═══ TASK MATERIAL
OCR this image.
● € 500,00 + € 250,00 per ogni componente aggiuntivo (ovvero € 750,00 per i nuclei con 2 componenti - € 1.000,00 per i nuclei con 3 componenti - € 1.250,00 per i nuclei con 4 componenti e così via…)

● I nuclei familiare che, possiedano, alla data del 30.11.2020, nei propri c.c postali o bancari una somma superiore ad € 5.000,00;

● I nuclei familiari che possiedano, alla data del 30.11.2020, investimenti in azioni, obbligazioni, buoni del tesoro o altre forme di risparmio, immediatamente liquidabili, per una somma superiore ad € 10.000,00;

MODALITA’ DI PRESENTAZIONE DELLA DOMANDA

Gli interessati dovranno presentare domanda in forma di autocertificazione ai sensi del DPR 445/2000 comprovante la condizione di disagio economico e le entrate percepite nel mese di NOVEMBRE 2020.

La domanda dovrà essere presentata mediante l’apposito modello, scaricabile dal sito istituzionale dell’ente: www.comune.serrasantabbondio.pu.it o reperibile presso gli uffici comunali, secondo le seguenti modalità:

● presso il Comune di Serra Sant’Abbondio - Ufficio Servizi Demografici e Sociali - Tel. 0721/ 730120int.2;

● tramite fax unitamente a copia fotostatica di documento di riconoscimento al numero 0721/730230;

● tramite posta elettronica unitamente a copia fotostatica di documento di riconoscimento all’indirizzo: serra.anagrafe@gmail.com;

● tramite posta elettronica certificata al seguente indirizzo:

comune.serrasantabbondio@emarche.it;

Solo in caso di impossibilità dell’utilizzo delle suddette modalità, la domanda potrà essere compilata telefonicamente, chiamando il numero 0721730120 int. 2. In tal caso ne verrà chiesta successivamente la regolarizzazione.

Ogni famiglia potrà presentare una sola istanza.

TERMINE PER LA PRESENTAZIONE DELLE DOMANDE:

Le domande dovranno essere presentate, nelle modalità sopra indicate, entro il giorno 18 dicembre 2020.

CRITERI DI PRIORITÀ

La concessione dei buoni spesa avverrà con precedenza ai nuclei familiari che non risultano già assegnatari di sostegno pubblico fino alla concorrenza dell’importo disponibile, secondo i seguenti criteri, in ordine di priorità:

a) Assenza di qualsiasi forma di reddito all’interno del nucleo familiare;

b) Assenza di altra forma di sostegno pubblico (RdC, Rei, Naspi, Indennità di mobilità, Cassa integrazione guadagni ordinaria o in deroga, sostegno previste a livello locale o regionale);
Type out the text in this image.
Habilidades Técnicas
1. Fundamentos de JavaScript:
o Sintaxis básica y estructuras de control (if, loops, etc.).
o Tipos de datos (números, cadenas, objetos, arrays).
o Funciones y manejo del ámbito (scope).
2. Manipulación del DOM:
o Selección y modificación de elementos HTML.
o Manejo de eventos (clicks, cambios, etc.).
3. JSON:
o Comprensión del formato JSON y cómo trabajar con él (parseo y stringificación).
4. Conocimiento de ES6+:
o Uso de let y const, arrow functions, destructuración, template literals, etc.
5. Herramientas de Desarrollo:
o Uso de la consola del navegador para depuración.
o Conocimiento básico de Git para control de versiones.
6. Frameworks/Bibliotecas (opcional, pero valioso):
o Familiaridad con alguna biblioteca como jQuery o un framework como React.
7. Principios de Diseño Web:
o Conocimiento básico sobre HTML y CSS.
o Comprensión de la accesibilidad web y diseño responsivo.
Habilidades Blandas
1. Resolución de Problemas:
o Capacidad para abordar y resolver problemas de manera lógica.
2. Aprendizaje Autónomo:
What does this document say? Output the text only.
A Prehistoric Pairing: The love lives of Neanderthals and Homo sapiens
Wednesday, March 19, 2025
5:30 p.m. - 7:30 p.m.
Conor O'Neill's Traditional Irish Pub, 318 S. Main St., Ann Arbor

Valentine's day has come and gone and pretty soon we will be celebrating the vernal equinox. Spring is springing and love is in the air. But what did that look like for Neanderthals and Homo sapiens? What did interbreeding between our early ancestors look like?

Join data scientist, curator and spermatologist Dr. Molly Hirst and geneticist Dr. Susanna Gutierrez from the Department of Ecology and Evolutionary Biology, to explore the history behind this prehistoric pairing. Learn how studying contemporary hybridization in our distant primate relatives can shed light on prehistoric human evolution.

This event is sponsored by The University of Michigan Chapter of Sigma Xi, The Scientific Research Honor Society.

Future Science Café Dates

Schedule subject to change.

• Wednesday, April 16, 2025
══════
● **YOUR GOAL**: Output each record precisely as given.

● **CORRECT ANSWER**:
OCR this image.
● € 500,00 + € 250,00 per ogni componente aggiuntivo (ovvero € 750,00 per i nuclei con 2 componenti - € 1.000,00 per i nuclei con 3 componenti - € 1.250,00 per i nuclei con 4 componenti e così via…)

● I nuclei familiare che, possiedano, alla data del 30.11.2020, nei propri c.c postali o bancari una somma superiore ad € 5.000,00;

● I nuclei familiari che possiedano, alla data del 30.11.2020, investimenti in azioni, obbligazioni, buoni del tesoro o altre forme di risparmio, immediatamente liquidabili, per una somma superiore ad € 10.000,00;

MODALITA’ DI PRESENTAZIONE DELLA DOMANDA

Gli interessati dovranno presentare domanda in forma di autocertificazione ai sensi del DPR 445/2000 comprovante la condizione di disagio economico e le entrate percepite nel mese di NOVEMBRE 2020.

La domanda dovrà essere presentata mediante l’apposito modello, scaricabile dal sito istituzionale dell’ente: www.comune.serrasantabbondio.pu.it o reperibile presso gli uffici comunali, secondo le seguenti modalità:

● presso il Comune di Serra Sant’Abbondio - Ufficio Servizi Demografici e Sociali - Tel. 0721/ 730120int.2;

● tramite fax unitamente a copia fotostatica di documento di riconoscimento al numero 0721/730230;

● tramite posta elettronica unitamente a copia fotostatica di documento di riconoscimento all’indirizzo: serra.anagrafe@gmail.com;

● tramite posta elettronica certificata al seguente indirizzo:

comune.serrasantabbondio@emarche.it;

Solo in caso di impossibilità dell’utilizzo delle suddette modalità, la domanda potrà essere compilata telefonicamente, chiamando il numero 0721730120 int. 2. In tal caso ne verrà chiesta successivamente la regolarizzazione.

Ogni famiglia potrà presentare una sola istanza.

TERMINE PER LA PRESENTAZIONE DELLE DOMANDE:

Le domande dovranno essere presentate, nelle modalità sopra indicate, entro il giorno 18 dicembre 2020.

CRITERI DI PRIORITÀ

La concessione dei buoni spesa avverrà con precedenza ai nuclei familiari che non risultano già assegnatari di sostegno pubblico fino alla concorrenza dell’importo disponibile, secondo i seguenti criteri, in ordine di priorità:

a) Assenza di qualsiasi forma di reddito all’interno del nucleo familiare;

b) Assenza di altra forma di sostegno pubblico (RdC, Rei, Naspi, Indennità di mobilità, Cassa integrazione guadagni ordinaria o in deroga, sostegno previste a livello locale o regionale);
Type out the text in this image.
Habilidades Técnicas
1. Fundamentos de JavaScript:
o Sintaxis básica y estructuras de control (if, loops, etc.).
o Tipos de datos (números, cadenas, objetos, arrays).
o Funciones y manejo del ámbito (scope).
2. Manipulación del DOM:
o Selección y modificación de elementos HTML.
o Manejo de eventos (clicks, cambios, etc.).
3. JSON:
o Comprensión del formato JSON y cómo trabajar con él (parseo y stringificación).
4. Conocimiento de ES6+:
o Uso de let y const, arrow functions, destructuración, template literals, etc.
5. Herramientas de Desarrollo:
o Uso de la consola del navegador para depuración.
o Conocimiento básico de Git para control de versiones.
6. Frameworks/Bibliotecas (opcional, pero valioso):
o Familiaridad con alguna biblioteca como jQuery o un framework como React.
7. Principios de Diseño Web:
o Conocimiento básico sobre HTML y CSS.
o Comprensión de la accesibilidad web y diseño responsivo.
Habilidades Blandas
1. Resolución de Problemas:
o Capacidad para abordar y resolver problemas de manera lógica.
2. Aprendizaje Autónomo:
What does this document say? Output the text only.
A Prehistoric Pairing: The love lives of Neanderthals and Homo sapiens
Wednesday, March 19, 2025
5:30 p.m. - 7:30 p.m.
Conor O'Neill's Traditional Irish Pub, 318 S. Main St., Ann Arbor

Valentine's day has come and gone and pretty soon we will be celebrating the vernal equinox. Spring is springing and love is in the air. But what did that look like for Neanderthals and Homo sapiens? What did interbreeding between our early ancestors look like?

Join data scientist, curator and spermatologist Dr. Molly Hirst and geneticist Dr. Susanna Gutierrez from the Department of Ecology and Evolutionary Biology, to explore the history behind this prehistoric pairing. Learn how studying contemporary hybridization in our distant primate relatives can shed light on prehistoric human evolution.

This event is sponsored by The University of Michigan Chapter of Sigma Xi, The Scientific Research Honor Society.

Future Science Café Dates

Schedule subject to change.

• Wednesday, April 16, 2025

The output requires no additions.